Set down the material once more, exactly as it appears.
=-=-=-=-=
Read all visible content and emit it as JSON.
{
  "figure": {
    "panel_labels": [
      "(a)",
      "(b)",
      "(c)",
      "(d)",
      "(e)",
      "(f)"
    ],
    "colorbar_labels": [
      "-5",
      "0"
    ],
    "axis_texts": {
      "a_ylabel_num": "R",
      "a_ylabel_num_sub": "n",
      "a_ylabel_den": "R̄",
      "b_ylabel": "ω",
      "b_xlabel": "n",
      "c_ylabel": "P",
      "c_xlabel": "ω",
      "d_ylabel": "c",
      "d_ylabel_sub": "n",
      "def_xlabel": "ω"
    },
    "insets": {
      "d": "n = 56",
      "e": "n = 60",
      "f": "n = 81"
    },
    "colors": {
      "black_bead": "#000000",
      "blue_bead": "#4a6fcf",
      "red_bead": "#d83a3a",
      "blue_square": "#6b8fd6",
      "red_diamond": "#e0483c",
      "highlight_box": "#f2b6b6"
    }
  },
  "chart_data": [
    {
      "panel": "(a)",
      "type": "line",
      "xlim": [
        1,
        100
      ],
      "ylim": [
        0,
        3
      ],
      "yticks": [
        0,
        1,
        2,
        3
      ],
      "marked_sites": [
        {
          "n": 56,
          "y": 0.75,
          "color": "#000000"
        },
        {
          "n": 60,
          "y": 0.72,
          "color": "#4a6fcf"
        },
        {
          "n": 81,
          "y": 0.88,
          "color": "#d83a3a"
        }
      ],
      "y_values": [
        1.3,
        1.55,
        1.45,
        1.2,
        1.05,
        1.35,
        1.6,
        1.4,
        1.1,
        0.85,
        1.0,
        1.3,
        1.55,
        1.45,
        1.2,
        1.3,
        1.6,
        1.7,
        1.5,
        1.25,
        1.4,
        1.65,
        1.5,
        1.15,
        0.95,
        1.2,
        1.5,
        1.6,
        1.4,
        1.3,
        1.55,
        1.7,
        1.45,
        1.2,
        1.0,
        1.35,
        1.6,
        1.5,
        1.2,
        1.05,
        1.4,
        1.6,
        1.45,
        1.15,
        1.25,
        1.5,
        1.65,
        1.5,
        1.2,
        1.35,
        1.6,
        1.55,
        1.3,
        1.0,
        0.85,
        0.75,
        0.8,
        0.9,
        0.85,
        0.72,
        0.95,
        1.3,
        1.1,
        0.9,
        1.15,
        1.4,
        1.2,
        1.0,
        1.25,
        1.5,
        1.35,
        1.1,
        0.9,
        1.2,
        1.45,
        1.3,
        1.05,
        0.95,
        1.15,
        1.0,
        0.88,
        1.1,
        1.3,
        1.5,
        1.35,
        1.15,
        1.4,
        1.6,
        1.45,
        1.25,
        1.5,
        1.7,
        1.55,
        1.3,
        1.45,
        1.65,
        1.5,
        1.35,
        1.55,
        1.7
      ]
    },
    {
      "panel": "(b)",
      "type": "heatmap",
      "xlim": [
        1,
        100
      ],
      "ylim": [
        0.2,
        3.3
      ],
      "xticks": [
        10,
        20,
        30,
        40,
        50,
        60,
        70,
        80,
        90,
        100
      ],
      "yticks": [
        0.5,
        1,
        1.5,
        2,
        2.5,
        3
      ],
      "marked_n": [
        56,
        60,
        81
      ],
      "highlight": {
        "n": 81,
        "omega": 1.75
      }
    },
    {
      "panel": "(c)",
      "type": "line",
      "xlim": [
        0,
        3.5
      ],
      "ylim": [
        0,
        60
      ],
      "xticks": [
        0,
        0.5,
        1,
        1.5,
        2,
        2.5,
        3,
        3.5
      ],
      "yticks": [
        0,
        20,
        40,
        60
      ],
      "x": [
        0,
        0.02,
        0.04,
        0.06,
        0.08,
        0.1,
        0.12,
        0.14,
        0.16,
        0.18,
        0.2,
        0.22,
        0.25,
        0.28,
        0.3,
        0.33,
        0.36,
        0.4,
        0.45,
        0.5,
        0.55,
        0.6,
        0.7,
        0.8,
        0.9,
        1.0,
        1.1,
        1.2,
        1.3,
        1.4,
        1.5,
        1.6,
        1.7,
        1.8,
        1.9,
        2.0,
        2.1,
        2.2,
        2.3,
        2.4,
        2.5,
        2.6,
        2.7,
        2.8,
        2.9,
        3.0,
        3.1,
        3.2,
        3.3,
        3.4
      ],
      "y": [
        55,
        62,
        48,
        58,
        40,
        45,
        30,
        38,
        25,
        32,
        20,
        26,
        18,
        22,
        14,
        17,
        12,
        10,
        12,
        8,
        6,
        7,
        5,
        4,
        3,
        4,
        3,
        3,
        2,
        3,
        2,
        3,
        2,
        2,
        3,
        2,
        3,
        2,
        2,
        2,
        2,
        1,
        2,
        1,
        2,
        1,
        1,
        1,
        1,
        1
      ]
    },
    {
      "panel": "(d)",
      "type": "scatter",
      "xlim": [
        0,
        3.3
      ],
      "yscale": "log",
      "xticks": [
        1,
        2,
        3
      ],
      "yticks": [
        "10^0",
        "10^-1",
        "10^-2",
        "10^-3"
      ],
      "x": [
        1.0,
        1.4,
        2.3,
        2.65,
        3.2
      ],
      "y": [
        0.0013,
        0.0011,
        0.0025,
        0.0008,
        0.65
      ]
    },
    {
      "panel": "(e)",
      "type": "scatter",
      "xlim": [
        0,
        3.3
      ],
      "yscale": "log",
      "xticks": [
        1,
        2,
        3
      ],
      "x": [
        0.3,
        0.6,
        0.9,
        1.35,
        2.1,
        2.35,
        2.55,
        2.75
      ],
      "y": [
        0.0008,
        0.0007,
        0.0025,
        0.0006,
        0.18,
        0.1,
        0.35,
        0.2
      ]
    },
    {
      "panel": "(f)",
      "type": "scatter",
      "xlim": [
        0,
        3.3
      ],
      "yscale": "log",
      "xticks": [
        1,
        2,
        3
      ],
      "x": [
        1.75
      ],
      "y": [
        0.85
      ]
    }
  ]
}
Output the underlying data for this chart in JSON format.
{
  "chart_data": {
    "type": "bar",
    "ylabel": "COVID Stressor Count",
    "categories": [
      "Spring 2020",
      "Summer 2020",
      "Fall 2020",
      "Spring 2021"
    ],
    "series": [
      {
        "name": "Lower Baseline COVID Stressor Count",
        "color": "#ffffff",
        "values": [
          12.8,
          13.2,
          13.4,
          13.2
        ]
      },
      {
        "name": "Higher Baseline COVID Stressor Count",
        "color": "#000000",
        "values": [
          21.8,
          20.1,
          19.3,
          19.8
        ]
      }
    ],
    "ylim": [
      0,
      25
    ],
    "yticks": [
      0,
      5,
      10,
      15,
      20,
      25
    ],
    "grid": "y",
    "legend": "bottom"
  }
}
=-=-=-=-=
Completed task:
Read all visible content and emit it as JSON.
{
  "figure": {
    "panel_labels": [
      "(a)",
      "(b)",
      "(c)",
      "(d)",
      "(e)",
      "(f)"
    ],
    "colorbar_labels": [
      "-5",
      "0"
    ],
    "axis_texts": {
      "a_ylabel_num": "R",
      "a_ylabel_num_sub": "n",
      "a_ylabel_den": "R̄",
      "b_ylabel": "ω",
      "b_xlabel": "n",
      "c_ylabel": "P",
      "c_xlabel": "ω",
      "d_ylabel": "c",
      "d_ylabel_sub": "n",
      "def_xlabel": "ω"
    },
    "insets": {
      "d": "n = 56",
      "e": "n = 60",
      "f": "n = 81"
    },
    "colors": {
      "black_bead": "#000000",
      "blue_bead": "#4a6fcf",
      "red_bead": "#d83a3a",
      "blue_square": "#6b8fd6",
      "red_diamond": "#e0483c",
      "highlight_box": "#f2b6b6"
    }
  },
  "chart_data": [
    {
      "panel": "(a)",
      "type": "line",
      "xlim": [
        1,
        100
      ],
      "ylim": [
        0,
        3
      ],
      "yticks": [
        0,
        1,
        2,
        3
      ],
      "marked_sites": [
        {
          "n": 56,
          "y": 0.75,
          "color": "#000000"
        },
        {
          "n": 60,
          "y": 0.72,
          "color": "#4a6fcf"
        },
        {
          "n": 81,
          "y": 0.88,
          "color": "#d83a3a"
        }
      ],
      "y_values": [
        1.3,
        1.55,
        1.45,
        1.2,
        1.05,
        1.35,
        1.6,
        1.4,
        1.1,
        0.85,
        1.0,
        1.3,
        1.55,
        1.45,
        1.2,
        1.3,
        1.6,
        1.7,
        1.5,
        1.25,
        1.4,
        1.65,
        1.5,
        1.15,
        0.95,
        1.2,
        1.5,
        1.6,
        1.4,
        1.3,
        1.55,
        1.7,
        1.45,
        1.2,
        1.0,
        1.35,
        1.6,
        1.5,
        1.2,
        1.05,
        1.4,
        1.6,
        1.45,
        1.15,
        1.25,
        1.5,
        1.65,
        1.5,
        1.2,
        1.35,
        1.6,
        1.55,
        1.3,
        1.0,
        0.85,
        0.75,
        0.8,
        0.9,
        0.85,
        0.72,
        0.95,
        1.3,
        1.1,
        0.9,
        1.15,
        1.4,
        1.2,
        1.0,
        1.25,
        1.5,
        1.35,
        1.1,
        0.9,
        1.2,
        1.45,
        1.3,
        1.05,
        0.95,
        1.15,
        1.0,
        0.88,
        1.1,
        1.3,
        1.5,
        1.35,
        1.15,
        1.4,
        1.6,
        1.45,
        1.25,
        1.5,
        1.7,
        1.55,
        1.3,
        1.45,
        1.65,
        1.5,
        1.35,
        1.55,
        1.7
      ]
    },
    {
      "panel": "(b)",
      "type": "heatmap",
      "xlim": [
        1,
        100
      ],
      "ylim": [
        0.2,
        3.3
      ],
      "xticks": [
        10,
        20,
        30,
        40,
        50,
        60,
        70,
        80,
        90,
        100
      ],
      "yticks": [
        0.5,
        1,
        1.5,
        2,
        2.5,
        3
      ],
      "marked_n": [
        56,
        60,
        81
      ],
      "highlight": {
        "n": 81,
        "omega": 1.75
      }
    },
    {
      "panel": "(c)",
      "type": "line",
      "xlim": [
        0,
        3.5
      ],
      "ylim": [
        0,
        60
      ],
      "xticks": [
        0,
        0.5,
        1,
        1.5,
        2,
        2.5,
        3,
        3.5
      ],
      "yticks": [
        0,
        20,
        40,
        60
      ],
      "x": [
        0,
        0.02,
        0.04,
        0.06,
        0.08,
        0.1,
        0.12,
        0.14,
        0.16,
        0.18,
        0.2,
        0.22,
        0.25,
        0.28,
        0.3,
        0.33,
        0.36,
        0.4,
        0.45,
        0.5,
        0.55,
        0.6,
        0.7,
        0.8,
        0.9,
        1.0,
        1.1,
        1.2,
        1.3,
        1.4,
        1.5,
        1.6,
        1.7,
        1.8,
        1.9,
        2.0,
        2.1,
        2.2,
        2.3,
        2.4,
        2.5,
        2.6,
        2.7,
        2.8,
        2.9,
        3.0,
        3.1,
        3.2,
        3.3,
        3.4
      ],
      "y": [
        55,
        62,
        48,
        58,
        40,
        45,
        30,
        38,
        25,
        32,
        20,
        26,
        18,
        22,
        14,
        17,
        12,
        10,
        12,
        8,
        6,
        7,
        5,
        4,
        3,
        4,
        3,
        3,
        2,
        3,
        2,
        3,
        2,
        2,
        3,
        2,
        3,
        2,
        2,
        2,
        2,
        1,
        2,
        1,
        2,
        1,
        1,
        1,
        1,
        1
      ]
    },
    {
      "panel": "(d)",
      "type": "scatter",
      "xlim": [
        0,
        3.3
      ],
      "yscale": "log",
      "xticks": [
        1,
        2,
        3
      ],
      "yticks": [
        "10^0",
        "10^-1",
        "10^-2",
        "10^-3"
      ],
      "x": [
        1.0,
        1.4,
        2.3,
        2.65,
        3.2
      ],
      "y": [
        0.0013,
        0.0011,
        0.0025,
        0.0008,
        0.65
      ]
    },
    {
      "panel": "(e)",
      "type": "scatter",
      "xlim": [
        0,
        3.3
      ],
      "yscale": "log",
      "xticks": [
        1,
        2,
        3
      ],
      "x": [
        0.3,
        0.6,
        0.9,
        1.35,
        2.1,
        2.35,
        2.55,
        2.75
      ],
      "y": [
        0.0008,
        0.0007,
        0.0025,
        0.0006,
        0.18,
        0.1,
        0.35,
        0.2
      ]
    },
    {
      "panel": "(f)",
      "type": "scatter",
      "xlim": [
        0,
        3.3
      ],
      "yscale": "log",
      "xticks": [
        1,
        2,
        3
      ],
      "x": [
        1.75
      ],
      "y": [
        0.85
      ]
    }
  ]
}
Output the underlying data for this chart in JSON format.
{
  "chart_data": {
    "type": "bar",
    "ylabel": "COVID Stressor Count",
    "categories": [
      "Spring 2020",
      "Summer 2020",
      "Fall 2020",
      "Spring 2021"
    ],
    "series": [
      {
        "name": "Lower Baseline COVID Stressor Count",
        "color": "#ffffff",
        "values": [
          12.8,
          13.2,
          13.4,
          13.2
        ]
      },
      {
        "name": "Higher Baseline COVID Stressor Count",
        "color": "#000000",
        "values": [
          21.8,
          20.1,
          19.3,
          19.8
        ]
      }
    ],
    "ylim": [
      0,
      25
    ],
    "yticks": [
      0,
      5,
      10,
      15,
      20,
      25
    ],
    "grid": "y",
    "legend": "bottom"
  }
}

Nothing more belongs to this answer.